**Goal**
Can you pull out each line of the data below that includes the word "ViTs"?

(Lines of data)

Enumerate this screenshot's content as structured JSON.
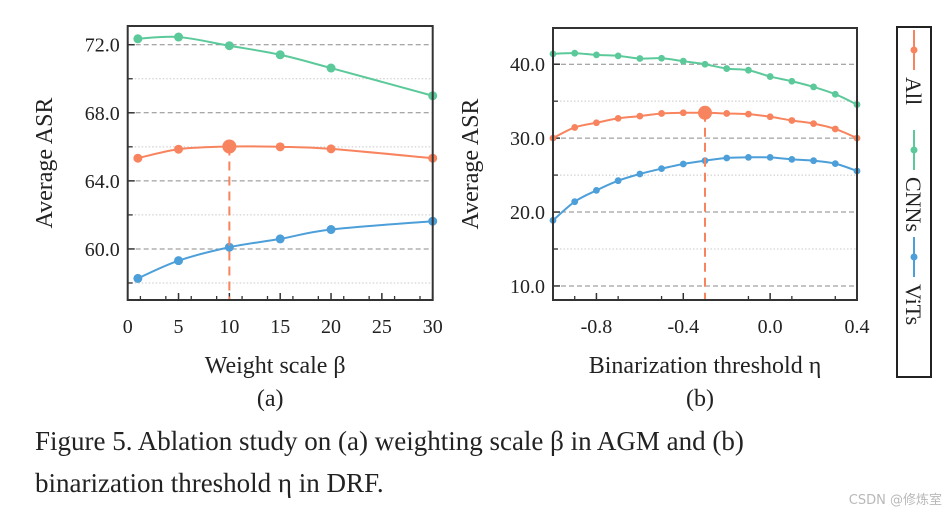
{
  "colors": {
    "All": "#f8845f",
    "CNNs": "#5cc99a",
    "ViTs": "#4d9fd9"
  },
  "legend": {
    "entries": [
      "All",
      "CNNs",
      "ViTs"
    ],
    "placement": "right, vertical"
  },
  "chart_data": [
    {
      "type": "line",
      "panel_label": "(a)",
      "xlabel": "Weight scale β",
      "ylabel": "Average ASR",
      "xlim": [
        0,
        30
      ],
      "ylim": [
        57.0,
        73.1
      ],
      "xticks": [
        0,
        5,
        10,
        15,
        20,
        25,
        30
      ],
      "xtick_labels": [
        "0",
        "5",
        "10",
        "15",
        "20",
        "25",
        "30"
      ],
      "yticks": [
        60,
        64,
        68,
        72
      ],
      "ytick_labels": [
        "60.0",
        "64.0",
        "68.0",
        "72.0"
      ],
      "grid": "horizontal dashed at major ticks, dotted at minor",
      "x": [
        1,
        5,
        10,
        15,
        20,
        30
      ],
      "series": [
        {
          "name": "All",
          "values": [
            65.33,
            65.86,
            66.02,
            66.0,
            65.88,
            65.33
          ]
        },
        {
          "name": "CNNs",
          "values": [
            72.35,
            72.45,
            71.94,
            71.41,
            70.63,
            69.0
          ]
        },
        {
          "name": "ViTs",
          "values": [
            58.27,
            59.31,
            60.1,
            60.59,
            61.14,
            61.63
          ]
        }
      ],
      "highlight": {
        "series": "All",
        "x": 10,
        "y": 66.02
      }
    },
    {
      "type": "line",
      "panel_label": "(b)",
      "xlabel": "Binarization threshold η",
      "ylabel": "Average ASR",
      "xlim": [
        -1.0,
        0.4
      ],
      "ylim": [
        8.1,
        44.9
      ],
      "xticks": [
        -0.8,
        -0.4,
        0.0,
        0.4
      ],
      "xtick_labels": [
        "-0.8",
        "-0.4",
        "0.0",
        "0.4"
      ],
      "yticks": [
        10,
        20,
        30,
        40
      ],
      "ytick_labels": [
        "10.0",
        "20.0",
        "30.0",
        "40.0"
      ],
      "grid": "horizontal dashed at major ticks, dotted at minor",
      "x": [
        -1.0,
        -0.9,
        -0.8,
        -0.7,
        -0.6,
        -0.5,
        -0.4,
        -0.3,
        -0.2,
        -0.1,
        0.0,
        0.1,
        0.2,
        0.3,
        0.4
      ],
      "series": [
        {
          "name": "All",
          "values": [
            30.0,
            31.45,
            32.08,
            32.67,
            32.98,
            33.34,
            33.43,
            33.43,
            33.34,
            33.25,
            32.89,
            32.39,
            31.96,
            31.24,
            30.0
          ]
        },
        {
          "name": "CNNs",
          "values": [
            41.4,
            41.49,
            41.26,
            41.13,
            40.77,
            40.81,
            40.41,
            40.0,
            39.41,
            39.19,
            38.33,
            37.7,
            36.93,
            35.94,
            34.54
          ]
        },
        {
          "name": "ViTs",
          "values": [
            18.87,
            21.4,
            22.93,
            24.24,
            25.15,
            25.87,
            26.5,
            26.95,
            27.31,
            27.4,
            27.4,
            27.13,
            26.95,
            26.55,
            25.55
          ]
        }
      ],
      "highlight": {
        "series": "All",
        "x": -0.3,
        "y": 33.43
      }
    }
  ],
  "caption": {
    "line1": "Figure 5. Ablation study on (a) weighting scale β in AGM and (b)",
    "line2": "binarization threshold η in DRF."
  },
  "watermark": "CSDN @修炼室"
}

**Task answer**
    "ViTs": "#4d9fd9"
      "ViTs"
          "name": "ViTs",
          "name": "ViTs",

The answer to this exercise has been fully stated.